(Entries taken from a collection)
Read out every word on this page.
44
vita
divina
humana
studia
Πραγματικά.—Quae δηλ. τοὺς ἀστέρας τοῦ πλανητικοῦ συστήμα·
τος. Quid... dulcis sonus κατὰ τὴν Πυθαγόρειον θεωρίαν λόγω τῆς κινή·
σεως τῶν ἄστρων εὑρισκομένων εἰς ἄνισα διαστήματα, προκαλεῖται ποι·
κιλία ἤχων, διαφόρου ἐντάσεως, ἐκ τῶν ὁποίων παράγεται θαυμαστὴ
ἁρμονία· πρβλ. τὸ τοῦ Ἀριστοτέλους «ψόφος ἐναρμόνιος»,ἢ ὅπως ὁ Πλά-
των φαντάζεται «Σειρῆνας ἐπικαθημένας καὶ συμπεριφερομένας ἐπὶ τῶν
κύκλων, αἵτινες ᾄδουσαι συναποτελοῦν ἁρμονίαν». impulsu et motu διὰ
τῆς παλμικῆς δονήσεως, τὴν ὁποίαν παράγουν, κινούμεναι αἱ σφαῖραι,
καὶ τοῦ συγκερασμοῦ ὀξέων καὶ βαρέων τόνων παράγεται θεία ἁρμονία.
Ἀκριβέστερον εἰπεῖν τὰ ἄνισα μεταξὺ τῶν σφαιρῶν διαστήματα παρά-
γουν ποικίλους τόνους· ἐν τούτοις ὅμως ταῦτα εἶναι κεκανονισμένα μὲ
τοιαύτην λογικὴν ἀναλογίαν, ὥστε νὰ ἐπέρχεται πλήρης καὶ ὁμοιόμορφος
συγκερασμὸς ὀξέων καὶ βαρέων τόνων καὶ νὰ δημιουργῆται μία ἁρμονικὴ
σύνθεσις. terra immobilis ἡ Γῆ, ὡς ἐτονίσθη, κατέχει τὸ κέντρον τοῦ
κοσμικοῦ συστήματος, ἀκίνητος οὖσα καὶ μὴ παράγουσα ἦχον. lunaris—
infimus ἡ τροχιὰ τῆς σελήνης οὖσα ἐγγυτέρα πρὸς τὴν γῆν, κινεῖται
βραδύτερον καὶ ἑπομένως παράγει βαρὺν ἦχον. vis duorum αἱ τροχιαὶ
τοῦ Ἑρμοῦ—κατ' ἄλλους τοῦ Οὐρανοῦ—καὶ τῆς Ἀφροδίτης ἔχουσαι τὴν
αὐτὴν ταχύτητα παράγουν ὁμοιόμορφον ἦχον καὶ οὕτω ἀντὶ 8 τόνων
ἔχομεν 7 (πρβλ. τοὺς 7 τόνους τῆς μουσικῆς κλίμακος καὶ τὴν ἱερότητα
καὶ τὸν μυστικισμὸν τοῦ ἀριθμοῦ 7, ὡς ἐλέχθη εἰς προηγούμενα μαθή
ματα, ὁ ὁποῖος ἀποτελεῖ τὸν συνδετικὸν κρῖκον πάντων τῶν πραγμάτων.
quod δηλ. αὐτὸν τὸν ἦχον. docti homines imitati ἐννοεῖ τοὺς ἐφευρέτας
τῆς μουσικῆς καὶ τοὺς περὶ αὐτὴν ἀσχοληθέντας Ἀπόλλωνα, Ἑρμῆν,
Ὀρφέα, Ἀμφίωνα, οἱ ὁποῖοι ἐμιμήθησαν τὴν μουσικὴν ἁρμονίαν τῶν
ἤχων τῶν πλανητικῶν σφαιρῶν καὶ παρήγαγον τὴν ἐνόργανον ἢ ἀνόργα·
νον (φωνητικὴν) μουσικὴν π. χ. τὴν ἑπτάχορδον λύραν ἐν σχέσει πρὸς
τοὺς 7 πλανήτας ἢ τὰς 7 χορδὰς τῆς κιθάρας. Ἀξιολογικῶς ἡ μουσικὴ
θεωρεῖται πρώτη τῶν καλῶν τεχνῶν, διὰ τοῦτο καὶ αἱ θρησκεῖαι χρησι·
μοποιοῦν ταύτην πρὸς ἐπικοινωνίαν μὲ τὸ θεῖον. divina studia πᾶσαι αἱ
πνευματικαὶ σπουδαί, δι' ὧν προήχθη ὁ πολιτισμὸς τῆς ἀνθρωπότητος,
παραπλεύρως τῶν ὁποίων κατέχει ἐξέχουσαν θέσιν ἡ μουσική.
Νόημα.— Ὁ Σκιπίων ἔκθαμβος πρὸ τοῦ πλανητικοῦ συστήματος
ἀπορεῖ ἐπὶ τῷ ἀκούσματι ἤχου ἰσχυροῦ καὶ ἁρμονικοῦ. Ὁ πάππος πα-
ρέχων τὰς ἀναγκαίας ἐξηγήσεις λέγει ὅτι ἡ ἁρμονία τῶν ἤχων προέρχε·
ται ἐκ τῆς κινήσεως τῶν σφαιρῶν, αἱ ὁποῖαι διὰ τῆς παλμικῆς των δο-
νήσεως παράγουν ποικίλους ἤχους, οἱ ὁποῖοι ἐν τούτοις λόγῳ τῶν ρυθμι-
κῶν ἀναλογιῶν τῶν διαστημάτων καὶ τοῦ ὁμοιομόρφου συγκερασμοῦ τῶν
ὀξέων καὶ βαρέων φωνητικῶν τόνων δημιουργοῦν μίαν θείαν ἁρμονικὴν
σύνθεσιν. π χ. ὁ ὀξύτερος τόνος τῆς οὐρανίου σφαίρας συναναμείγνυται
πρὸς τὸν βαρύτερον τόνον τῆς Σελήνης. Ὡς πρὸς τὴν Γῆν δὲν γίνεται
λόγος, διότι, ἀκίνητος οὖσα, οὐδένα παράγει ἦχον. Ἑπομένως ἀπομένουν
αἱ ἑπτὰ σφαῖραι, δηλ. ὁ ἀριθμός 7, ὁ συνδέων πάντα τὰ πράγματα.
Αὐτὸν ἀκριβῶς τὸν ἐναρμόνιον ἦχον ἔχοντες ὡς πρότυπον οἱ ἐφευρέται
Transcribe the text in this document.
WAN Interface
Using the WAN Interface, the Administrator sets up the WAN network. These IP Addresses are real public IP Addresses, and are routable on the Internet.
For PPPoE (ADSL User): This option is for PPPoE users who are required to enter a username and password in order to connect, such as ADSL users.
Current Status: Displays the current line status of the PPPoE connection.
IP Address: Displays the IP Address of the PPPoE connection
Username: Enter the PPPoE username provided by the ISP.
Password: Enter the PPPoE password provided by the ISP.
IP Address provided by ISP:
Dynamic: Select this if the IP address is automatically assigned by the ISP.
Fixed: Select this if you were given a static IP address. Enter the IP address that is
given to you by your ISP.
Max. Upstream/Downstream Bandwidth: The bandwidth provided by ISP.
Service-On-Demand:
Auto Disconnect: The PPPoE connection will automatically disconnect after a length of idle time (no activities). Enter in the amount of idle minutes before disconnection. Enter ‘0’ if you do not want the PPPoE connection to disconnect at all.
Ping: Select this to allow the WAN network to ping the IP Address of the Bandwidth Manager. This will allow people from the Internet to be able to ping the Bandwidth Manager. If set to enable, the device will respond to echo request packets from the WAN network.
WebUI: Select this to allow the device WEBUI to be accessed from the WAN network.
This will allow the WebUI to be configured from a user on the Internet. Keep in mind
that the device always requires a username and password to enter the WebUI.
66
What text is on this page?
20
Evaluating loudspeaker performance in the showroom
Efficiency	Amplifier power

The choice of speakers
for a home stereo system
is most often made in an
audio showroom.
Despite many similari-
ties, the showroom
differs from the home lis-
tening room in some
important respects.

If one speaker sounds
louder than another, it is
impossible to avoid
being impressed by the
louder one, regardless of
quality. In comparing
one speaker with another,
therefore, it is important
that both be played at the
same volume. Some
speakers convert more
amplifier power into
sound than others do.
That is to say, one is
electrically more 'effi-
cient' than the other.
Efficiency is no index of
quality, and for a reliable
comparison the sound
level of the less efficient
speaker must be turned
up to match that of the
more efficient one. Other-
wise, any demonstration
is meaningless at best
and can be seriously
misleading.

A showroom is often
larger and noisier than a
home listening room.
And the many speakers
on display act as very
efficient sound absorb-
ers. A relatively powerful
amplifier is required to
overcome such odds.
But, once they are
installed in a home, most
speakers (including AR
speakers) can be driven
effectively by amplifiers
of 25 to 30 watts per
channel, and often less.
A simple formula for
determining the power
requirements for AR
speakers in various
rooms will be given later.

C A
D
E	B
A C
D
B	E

#### TO DO:
In the records above, find each line with the word "πρὸς" and copy it.

#### WRITTEN SOLUTION:
infimus ἡ τροχιὰ τῆς σελήνης οὖσα ἐγγυτέρα πρὸς τὴν γῆν, κινεῖται
νον (φωνητικὴν) μουσικὴν π. χ. τὴν ἑπτάχορδον λύραν ἐν σχέσει πρὸς
μοποιοῦν ταύτην πρὸς ἐπικοινωνίαν μὲ τὸ θεῖον. divina studia πᾶσαι αἱ
πρὸς τὸν βαρύτερον τόνον τῆς Σελήνης. Ὡς πρὸς τὴν Γῆν δὲν γίνεται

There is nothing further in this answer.